## PROVIDED PASSAGE:
On the surface, a hedge fund looks like a regular pension or mutual fund. The manager will find investors, get a bunch of money, invest that money in certain securities and ideally, make more money. However, since hedge funds are unregulated, they have a lot of freedom to invest in high-risk, high-return assets outside the rank and file, and to design the way they manage those assets. They also have the power to set their own fees, which means it can be a lucrative career jump for anyone who's brave enough to start their own hedge fund.
Do You Need a License to Start a Hedge Fund?
First things first: regulation. Hedge fund managers are not regulated like stock brokers, so you won't need a Series 7 license to trade on behalf of investors. A Series 7 license is the license that authorizes brokers to place trades on stock exchanges.
What you will need is a Series 65 license. That's because the work of a hedge fund manager qualifies as giving investment advice. Most states will require you to register as an independent investment adviser, pass the Uniform Investment Adviser Law Examination, and get a Series 65 license. If you have more than $30 million worth of assets under your control, you'll also need to register as an investment adviser at the federal level.
There's some additional licensure to consider if you're planning to invest in commodities or any other type of futures. Now, you'll be required to sit the Series 3 exam, which is administered by the National Futures Association. You're about to hire a good law firm to prepare your private placement paperwork, so have your legal team check the licensing requirements for your state before you hang your name on the door.
What Should You Do Before You Start a Hedge Fund?

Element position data
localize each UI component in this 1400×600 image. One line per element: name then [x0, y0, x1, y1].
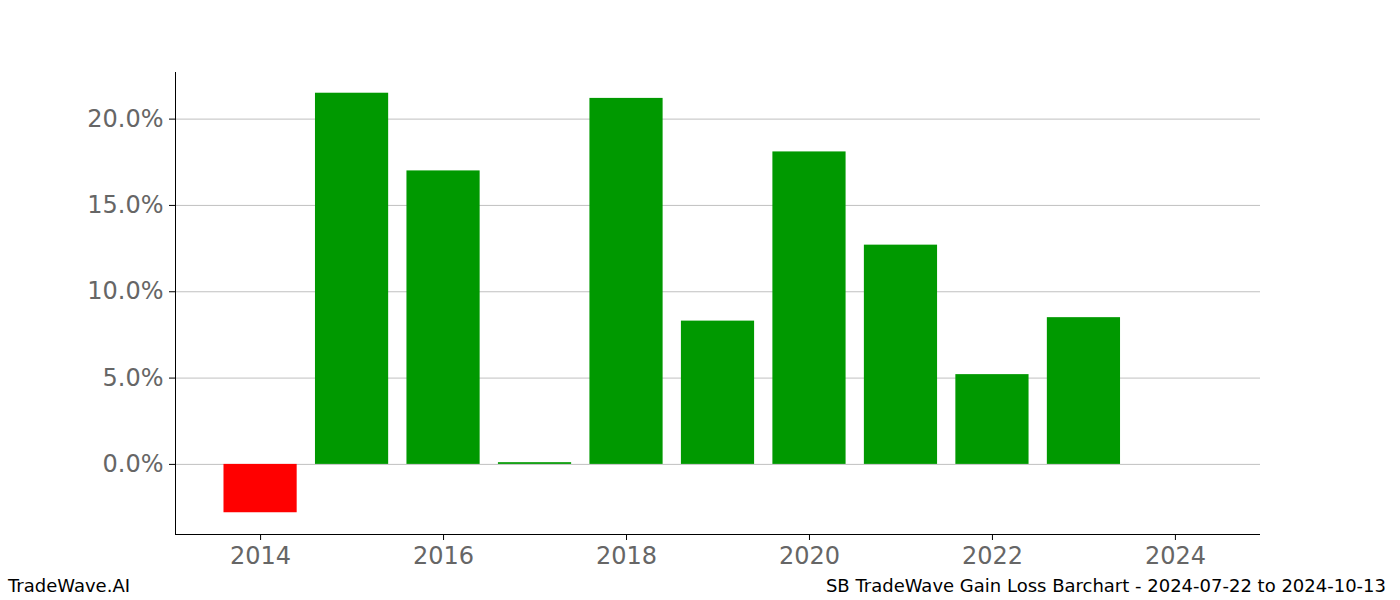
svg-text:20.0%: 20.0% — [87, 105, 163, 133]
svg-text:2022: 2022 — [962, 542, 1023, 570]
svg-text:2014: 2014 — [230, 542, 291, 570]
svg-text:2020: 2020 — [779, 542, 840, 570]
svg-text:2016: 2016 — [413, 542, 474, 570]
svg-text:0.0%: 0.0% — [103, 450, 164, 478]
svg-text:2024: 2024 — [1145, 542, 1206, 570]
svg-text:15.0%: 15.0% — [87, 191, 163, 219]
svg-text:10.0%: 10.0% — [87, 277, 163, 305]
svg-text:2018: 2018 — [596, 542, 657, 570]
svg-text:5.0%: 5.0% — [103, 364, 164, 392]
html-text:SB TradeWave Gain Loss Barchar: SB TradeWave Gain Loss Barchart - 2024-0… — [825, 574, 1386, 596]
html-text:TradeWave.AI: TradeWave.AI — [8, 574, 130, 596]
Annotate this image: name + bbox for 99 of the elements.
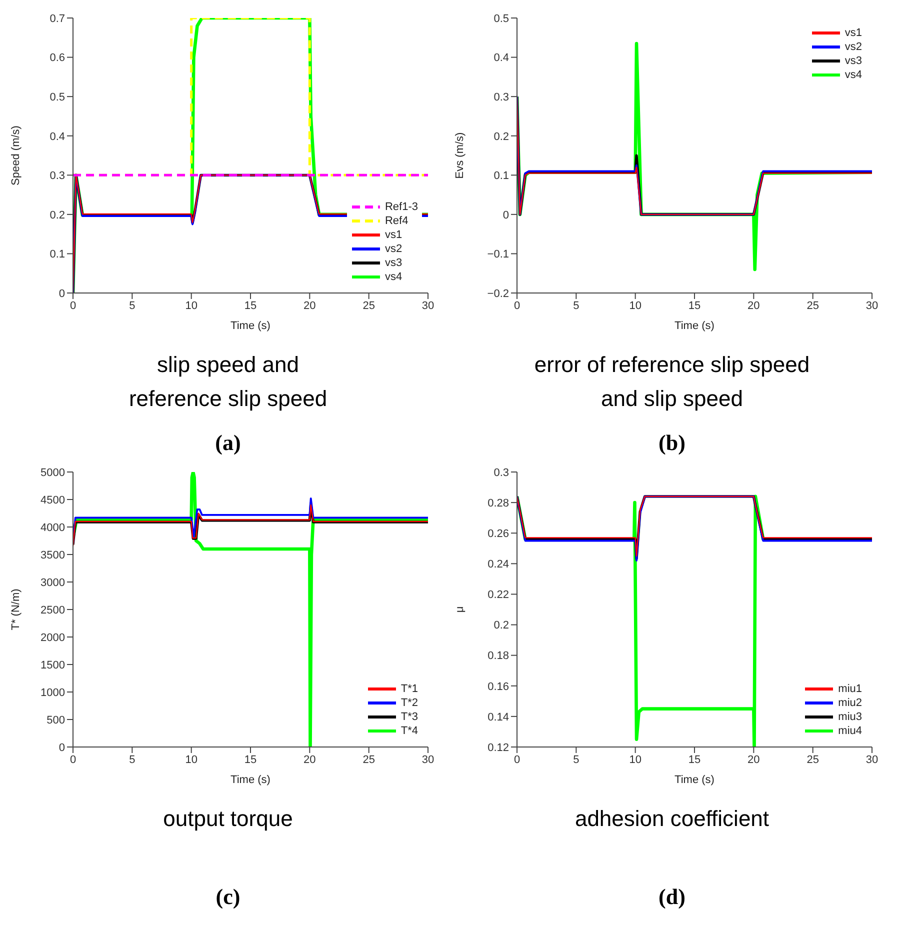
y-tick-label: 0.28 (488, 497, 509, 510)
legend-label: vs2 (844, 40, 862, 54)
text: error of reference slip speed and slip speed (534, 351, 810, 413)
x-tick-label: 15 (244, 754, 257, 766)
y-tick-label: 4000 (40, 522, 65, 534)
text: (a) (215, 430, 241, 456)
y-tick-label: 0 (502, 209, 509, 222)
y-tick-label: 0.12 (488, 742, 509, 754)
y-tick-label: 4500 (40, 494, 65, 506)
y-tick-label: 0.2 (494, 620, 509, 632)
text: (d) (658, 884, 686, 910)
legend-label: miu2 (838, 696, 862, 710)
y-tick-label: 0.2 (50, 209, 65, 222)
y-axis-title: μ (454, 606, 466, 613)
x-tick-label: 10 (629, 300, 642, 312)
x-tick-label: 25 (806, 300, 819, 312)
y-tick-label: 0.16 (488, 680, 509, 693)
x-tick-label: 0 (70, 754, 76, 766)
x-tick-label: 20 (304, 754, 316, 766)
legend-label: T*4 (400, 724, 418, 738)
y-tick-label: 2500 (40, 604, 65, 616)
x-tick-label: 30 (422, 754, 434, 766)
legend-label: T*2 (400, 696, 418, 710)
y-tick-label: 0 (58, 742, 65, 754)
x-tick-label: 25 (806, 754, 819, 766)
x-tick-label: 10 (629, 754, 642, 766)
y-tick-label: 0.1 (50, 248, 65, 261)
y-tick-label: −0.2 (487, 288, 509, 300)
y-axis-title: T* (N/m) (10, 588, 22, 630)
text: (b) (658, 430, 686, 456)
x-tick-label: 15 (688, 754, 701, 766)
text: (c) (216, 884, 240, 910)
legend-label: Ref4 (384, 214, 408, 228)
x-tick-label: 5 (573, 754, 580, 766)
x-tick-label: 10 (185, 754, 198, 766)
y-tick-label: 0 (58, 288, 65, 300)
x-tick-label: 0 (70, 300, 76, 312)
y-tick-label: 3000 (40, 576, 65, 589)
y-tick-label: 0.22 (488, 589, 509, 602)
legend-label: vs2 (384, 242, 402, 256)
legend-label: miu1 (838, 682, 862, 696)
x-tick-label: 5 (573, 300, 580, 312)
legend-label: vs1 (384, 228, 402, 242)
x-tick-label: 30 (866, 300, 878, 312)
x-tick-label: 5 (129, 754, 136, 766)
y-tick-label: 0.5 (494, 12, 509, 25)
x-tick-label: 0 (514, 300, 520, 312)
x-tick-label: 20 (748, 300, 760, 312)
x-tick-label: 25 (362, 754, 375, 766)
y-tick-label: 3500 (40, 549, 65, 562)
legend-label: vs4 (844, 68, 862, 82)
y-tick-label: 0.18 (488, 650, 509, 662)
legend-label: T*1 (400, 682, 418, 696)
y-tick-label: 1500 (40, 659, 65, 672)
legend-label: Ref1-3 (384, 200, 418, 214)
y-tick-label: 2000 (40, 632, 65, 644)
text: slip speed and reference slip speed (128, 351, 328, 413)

## WHAT TO DO:
1 - Set down, word for word, the stretch of the hedge fund passage from "There's some additional" through "You Start a Hedge Fund?".
2 - Using the hedge fund passage, decide whether each statement agrees with it: (a) a hedge fund manager needs a Series 7 license to trade on behalf of investors; (b) a manager controlling more than $30 million in assets must also register as an investment adviser at the federal level; (c) the Series 3 exam is administered by the National Futures Association. Answer yes or no for each and quote the deciding words.

## SOLUTION LIST:
1 -
There's some additional licensure to consider if you're planning to invest in commodities or any other type of futures. Now, you'll be required to sit the Series 3 exam, which is administered by the National Futures Association. You're about to hire a good law firm to prepare your private placement paperwork, so have your legal team check the licensing requirements for your state before you hang your name on the door.
What Should You Do Before You Start a Hedge Fund?

2 -
(a) No: "you won't need a Series 7 license to trade on behalf of investors"
(b) Yes: "If you have more than $30 million worth of assets under your control, you'll also need to register as an investment adviser at the federal level."
(c) Yes: "the Series 3 exam, which is administered by the National Futures Association"